--- start Task material ---

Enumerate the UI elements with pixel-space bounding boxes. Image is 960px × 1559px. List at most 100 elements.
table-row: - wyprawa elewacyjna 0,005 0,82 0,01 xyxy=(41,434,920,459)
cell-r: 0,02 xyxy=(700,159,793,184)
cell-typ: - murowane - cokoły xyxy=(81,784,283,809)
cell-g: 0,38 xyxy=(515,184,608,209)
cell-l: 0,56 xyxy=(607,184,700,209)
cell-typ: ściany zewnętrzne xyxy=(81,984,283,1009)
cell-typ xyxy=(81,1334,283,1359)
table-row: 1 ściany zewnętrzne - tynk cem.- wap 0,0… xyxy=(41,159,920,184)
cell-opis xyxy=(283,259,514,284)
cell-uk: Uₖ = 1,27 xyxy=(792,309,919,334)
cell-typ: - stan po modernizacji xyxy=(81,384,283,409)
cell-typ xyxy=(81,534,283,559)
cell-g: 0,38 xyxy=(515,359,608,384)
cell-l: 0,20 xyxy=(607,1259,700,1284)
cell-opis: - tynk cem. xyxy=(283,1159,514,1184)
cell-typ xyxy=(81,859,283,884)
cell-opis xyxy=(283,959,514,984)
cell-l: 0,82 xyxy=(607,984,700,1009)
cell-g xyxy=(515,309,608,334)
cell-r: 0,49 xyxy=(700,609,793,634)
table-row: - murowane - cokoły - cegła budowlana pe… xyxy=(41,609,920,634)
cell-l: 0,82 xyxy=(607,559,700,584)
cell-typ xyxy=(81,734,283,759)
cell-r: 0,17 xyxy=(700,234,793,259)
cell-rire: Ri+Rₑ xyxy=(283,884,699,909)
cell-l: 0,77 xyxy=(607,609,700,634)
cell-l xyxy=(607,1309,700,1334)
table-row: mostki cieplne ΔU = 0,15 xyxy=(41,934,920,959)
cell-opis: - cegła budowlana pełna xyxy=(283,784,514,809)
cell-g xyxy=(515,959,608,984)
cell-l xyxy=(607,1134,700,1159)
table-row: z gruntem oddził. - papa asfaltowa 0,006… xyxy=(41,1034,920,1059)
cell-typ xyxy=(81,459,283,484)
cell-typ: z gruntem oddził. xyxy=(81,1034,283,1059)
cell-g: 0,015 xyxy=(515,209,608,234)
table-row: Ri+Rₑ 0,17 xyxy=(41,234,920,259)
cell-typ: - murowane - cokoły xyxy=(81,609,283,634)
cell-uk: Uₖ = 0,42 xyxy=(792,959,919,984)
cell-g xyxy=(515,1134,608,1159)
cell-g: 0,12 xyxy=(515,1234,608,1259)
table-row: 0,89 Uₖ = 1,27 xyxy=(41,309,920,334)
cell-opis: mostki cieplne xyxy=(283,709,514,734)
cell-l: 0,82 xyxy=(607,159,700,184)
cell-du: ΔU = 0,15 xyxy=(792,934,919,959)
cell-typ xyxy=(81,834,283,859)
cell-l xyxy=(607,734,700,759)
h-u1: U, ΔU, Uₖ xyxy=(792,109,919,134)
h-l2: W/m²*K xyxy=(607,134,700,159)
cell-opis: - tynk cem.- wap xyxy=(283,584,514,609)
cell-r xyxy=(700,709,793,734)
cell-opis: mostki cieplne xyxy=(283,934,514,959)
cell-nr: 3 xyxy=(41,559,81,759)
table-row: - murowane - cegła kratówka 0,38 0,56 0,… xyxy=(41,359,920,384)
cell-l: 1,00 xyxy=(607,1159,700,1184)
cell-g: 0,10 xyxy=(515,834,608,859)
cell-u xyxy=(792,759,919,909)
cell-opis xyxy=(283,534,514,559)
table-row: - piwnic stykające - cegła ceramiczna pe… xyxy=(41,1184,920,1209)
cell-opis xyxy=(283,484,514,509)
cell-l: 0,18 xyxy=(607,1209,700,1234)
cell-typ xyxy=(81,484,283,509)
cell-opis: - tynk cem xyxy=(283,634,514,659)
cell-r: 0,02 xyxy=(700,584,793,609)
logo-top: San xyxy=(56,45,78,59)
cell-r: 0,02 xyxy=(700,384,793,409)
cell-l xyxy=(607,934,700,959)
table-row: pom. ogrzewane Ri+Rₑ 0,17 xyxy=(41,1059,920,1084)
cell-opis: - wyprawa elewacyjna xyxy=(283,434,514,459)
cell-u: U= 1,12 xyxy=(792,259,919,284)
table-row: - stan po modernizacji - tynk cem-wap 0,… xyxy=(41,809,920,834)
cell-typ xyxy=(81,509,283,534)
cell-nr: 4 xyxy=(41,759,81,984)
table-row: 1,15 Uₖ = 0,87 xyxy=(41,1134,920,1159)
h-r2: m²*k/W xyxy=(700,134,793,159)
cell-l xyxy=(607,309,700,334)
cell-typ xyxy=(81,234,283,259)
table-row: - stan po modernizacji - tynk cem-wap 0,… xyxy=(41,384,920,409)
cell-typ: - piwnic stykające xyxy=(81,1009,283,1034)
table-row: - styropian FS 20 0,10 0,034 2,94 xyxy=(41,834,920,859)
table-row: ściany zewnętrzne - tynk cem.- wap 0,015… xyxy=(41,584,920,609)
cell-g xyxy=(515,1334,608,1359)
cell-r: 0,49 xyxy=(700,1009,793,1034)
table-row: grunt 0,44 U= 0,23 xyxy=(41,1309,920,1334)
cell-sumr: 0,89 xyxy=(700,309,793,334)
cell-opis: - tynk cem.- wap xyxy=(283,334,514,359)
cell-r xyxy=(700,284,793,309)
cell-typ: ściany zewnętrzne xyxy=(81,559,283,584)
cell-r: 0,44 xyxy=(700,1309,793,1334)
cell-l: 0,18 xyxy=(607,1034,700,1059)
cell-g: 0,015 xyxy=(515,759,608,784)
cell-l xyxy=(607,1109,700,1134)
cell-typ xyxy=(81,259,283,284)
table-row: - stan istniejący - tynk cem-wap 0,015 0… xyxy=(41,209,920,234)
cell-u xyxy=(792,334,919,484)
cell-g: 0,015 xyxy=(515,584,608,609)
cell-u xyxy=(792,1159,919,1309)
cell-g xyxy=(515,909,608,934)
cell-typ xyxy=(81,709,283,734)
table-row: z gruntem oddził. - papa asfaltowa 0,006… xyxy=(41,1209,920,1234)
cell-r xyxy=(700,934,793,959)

--- end Task material ---

## What you are asked to do
Copy the records exactly, starting from the first line and ending with the line that contains "cell-typ: - murowane - cokoły xyxy=(81,784,283,809)", including that line.

## Response to the exercise
Enumerate the UI elements with pixel-space bounding boxes. Image is 960px × 1559px. List at most 100 elements.
table-row: - wyprawa elewacyjna 0,005 0,82 0,01 xyxy=(41,434,920,459)
cell-r: 0,02 xyxy=(700,159,793,184)
cell-typ: - murowane - cokoły xyxy=(81,784,283,809)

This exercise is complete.